(Dataset items)
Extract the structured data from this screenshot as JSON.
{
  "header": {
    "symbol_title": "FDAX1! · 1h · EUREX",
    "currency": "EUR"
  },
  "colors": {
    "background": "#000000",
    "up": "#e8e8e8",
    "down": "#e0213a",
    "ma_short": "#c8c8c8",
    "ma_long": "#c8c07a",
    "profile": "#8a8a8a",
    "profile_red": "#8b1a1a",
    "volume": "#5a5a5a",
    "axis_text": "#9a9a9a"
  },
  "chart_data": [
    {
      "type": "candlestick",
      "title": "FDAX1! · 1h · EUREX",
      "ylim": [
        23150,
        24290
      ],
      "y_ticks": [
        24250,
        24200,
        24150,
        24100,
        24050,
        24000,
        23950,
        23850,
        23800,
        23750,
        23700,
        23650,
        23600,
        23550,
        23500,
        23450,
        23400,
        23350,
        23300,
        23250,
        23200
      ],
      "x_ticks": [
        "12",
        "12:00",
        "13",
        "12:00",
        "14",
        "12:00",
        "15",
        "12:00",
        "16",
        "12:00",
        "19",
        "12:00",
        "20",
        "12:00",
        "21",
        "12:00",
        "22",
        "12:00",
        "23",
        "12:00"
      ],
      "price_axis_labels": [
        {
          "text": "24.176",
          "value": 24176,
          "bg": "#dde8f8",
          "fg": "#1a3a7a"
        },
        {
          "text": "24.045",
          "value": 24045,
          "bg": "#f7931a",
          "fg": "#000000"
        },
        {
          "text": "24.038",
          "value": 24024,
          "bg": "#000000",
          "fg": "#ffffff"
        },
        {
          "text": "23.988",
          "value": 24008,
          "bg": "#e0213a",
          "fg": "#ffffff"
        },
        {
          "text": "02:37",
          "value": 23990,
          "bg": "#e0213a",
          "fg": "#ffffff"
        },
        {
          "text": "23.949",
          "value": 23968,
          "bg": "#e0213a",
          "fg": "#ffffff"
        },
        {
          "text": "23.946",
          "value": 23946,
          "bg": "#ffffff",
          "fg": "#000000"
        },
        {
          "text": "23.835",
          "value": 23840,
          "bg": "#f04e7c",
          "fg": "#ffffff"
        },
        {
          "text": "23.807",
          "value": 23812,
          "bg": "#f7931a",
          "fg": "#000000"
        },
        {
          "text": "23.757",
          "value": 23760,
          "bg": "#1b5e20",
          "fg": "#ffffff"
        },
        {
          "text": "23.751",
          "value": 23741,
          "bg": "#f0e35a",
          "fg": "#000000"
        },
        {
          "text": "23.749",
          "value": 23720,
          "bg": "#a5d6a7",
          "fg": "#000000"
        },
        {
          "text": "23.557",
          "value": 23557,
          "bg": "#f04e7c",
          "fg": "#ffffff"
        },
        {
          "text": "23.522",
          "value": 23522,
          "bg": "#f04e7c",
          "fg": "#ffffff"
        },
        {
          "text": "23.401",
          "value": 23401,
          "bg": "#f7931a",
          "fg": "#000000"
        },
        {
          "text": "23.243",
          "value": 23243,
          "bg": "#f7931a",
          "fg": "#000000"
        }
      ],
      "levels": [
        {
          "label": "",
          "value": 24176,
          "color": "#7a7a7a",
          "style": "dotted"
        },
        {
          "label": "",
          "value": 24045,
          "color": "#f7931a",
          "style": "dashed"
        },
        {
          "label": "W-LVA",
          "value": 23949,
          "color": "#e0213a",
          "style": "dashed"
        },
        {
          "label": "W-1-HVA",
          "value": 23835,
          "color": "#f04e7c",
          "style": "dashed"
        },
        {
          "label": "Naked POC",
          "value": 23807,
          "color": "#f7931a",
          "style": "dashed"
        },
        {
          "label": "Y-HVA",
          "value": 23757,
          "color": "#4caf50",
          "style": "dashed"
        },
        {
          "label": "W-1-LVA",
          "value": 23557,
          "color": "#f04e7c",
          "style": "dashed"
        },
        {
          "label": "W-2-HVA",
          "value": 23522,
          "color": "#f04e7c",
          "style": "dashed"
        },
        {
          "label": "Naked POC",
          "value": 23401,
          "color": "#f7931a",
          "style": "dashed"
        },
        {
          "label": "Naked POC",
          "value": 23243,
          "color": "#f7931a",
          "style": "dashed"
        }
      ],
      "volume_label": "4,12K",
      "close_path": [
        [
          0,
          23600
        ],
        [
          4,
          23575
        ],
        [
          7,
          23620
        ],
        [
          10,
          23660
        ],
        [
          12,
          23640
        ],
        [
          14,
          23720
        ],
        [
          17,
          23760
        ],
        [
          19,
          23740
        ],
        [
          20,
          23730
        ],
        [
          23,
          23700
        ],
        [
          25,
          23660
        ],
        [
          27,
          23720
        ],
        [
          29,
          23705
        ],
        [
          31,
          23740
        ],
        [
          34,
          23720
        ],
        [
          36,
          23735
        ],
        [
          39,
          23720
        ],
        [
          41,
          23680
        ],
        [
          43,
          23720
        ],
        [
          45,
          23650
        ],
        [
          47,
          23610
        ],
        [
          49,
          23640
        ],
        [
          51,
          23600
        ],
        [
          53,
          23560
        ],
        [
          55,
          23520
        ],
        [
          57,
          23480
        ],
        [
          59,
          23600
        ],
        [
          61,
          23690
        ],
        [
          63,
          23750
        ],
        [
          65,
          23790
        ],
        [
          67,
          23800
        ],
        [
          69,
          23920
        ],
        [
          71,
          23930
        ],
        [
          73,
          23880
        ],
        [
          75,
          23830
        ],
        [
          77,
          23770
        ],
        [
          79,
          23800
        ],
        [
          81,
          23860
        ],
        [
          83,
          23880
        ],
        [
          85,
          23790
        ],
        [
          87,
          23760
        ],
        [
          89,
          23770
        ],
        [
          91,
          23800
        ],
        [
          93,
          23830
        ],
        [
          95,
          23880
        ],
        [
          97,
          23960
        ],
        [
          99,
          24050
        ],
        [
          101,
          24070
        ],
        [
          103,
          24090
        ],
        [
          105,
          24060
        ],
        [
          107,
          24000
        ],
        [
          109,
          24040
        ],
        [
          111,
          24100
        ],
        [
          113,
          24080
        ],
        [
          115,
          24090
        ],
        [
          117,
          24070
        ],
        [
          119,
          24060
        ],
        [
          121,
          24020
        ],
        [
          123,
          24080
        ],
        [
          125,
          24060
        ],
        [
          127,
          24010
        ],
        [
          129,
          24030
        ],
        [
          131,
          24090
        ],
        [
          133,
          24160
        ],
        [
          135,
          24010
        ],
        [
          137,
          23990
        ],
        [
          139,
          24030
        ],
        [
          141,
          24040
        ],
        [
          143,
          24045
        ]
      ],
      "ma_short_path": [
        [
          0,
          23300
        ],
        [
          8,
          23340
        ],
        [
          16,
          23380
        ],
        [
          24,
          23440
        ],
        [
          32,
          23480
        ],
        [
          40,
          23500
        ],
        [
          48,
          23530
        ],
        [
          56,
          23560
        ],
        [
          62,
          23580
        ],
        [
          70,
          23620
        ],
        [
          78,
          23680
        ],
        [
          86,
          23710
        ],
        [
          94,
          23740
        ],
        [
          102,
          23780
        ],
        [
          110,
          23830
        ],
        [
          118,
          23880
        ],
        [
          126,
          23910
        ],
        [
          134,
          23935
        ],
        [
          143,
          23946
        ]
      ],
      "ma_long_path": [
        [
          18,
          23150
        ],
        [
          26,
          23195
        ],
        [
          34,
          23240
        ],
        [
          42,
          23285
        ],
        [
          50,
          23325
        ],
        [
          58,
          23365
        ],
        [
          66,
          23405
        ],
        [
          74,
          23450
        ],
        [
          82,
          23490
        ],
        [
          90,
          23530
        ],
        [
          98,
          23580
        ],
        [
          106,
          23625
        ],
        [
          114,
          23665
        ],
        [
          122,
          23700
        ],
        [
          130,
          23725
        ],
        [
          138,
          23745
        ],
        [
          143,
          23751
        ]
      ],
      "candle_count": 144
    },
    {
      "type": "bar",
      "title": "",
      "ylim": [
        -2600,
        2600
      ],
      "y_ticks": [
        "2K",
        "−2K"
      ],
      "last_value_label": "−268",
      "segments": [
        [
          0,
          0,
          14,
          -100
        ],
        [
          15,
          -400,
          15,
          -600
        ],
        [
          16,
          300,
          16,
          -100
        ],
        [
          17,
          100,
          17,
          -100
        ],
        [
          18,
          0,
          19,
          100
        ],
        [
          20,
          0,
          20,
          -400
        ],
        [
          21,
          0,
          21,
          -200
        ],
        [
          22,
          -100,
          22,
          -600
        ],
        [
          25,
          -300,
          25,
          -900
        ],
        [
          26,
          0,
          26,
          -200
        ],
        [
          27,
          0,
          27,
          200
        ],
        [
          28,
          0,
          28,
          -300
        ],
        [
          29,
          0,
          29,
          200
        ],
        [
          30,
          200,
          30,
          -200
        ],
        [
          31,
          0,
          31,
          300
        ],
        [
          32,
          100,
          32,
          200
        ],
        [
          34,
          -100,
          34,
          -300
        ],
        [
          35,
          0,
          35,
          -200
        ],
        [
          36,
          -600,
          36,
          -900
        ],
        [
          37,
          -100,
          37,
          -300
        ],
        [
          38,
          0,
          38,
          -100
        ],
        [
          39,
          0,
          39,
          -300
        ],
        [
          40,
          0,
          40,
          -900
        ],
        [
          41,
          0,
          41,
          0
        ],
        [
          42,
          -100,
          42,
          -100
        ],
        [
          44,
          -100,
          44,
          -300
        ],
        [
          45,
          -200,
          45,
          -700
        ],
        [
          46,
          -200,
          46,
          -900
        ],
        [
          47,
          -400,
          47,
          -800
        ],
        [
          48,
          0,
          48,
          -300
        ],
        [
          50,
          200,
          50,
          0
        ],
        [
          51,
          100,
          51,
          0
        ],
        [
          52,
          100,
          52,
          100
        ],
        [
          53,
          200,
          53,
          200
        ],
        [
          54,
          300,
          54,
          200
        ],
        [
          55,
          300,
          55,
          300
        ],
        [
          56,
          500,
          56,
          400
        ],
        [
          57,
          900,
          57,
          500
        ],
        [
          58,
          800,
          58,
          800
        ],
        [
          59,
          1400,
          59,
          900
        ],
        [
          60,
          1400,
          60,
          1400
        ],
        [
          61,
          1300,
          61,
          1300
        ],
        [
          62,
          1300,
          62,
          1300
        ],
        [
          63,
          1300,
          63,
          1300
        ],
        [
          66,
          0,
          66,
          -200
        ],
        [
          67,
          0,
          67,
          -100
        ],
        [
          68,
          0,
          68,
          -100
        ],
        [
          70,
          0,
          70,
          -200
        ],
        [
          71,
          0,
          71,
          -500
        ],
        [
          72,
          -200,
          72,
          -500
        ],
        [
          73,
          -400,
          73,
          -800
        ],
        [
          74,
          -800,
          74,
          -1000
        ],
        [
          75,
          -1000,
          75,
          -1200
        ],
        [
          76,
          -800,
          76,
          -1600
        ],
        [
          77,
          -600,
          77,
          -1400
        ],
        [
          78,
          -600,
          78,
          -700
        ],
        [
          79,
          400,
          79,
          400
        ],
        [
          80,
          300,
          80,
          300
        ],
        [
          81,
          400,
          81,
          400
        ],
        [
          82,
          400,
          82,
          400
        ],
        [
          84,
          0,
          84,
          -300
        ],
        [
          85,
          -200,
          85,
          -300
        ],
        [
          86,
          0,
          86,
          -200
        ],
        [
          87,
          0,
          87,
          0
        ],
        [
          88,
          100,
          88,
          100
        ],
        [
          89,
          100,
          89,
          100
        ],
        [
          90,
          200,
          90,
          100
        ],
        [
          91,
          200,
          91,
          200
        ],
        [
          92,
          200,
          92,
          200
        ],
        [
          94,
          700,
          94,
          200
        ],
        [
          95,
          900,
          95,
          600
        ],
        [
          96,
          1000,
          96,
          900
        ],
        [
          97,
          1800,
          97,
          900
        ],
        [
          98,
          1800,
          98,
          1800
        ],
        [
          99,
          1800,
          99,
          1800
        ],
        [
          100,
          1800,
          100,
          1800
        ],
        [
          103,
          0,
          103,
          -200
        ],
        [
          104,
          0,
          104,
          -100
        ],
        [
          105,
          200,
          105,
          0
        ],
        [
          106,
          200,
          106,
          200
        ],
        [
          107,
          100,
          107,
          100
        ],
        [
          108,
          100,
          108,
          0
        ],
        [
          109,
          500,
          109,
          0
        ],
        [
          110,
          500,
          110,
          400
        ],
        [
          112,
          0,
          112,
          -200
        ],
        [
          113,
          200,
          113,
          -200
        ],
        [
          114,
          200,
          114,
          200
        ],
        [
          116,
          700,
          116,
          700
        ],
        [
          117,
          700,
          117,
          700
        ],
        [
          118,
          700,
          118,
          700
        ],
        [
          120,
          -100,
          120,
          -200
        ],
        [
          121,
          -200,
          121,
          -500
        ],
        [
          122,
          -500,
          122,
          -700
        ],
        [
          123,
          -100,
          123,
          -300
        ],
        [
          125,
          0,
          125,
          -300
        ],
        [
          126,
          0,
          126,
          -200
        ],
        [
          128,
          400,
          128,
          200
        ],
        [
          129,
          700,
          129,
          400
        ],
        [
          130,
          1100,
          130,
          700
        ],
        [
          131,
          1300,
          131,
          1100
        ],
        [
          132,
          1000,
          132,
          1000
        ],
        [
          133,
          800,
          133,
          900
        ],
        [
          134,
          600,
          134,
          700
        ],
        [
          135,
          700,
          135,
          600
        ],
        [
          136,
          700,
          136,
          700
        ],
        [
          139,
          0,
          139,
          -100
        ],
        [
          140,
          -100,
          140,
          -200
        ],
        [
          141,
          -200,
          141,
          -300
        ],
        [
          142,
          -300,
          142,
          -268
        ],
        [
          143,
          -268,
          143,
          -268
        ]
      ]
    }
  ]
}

# [Your goal]
Using the listing, collect all lines in which the string "EUREX" is found.

# [Exercise response]
    "symbol_title": "FDAX1! · 1h · EUREX",
      "title": "FDAX1! · 1h · EUREX",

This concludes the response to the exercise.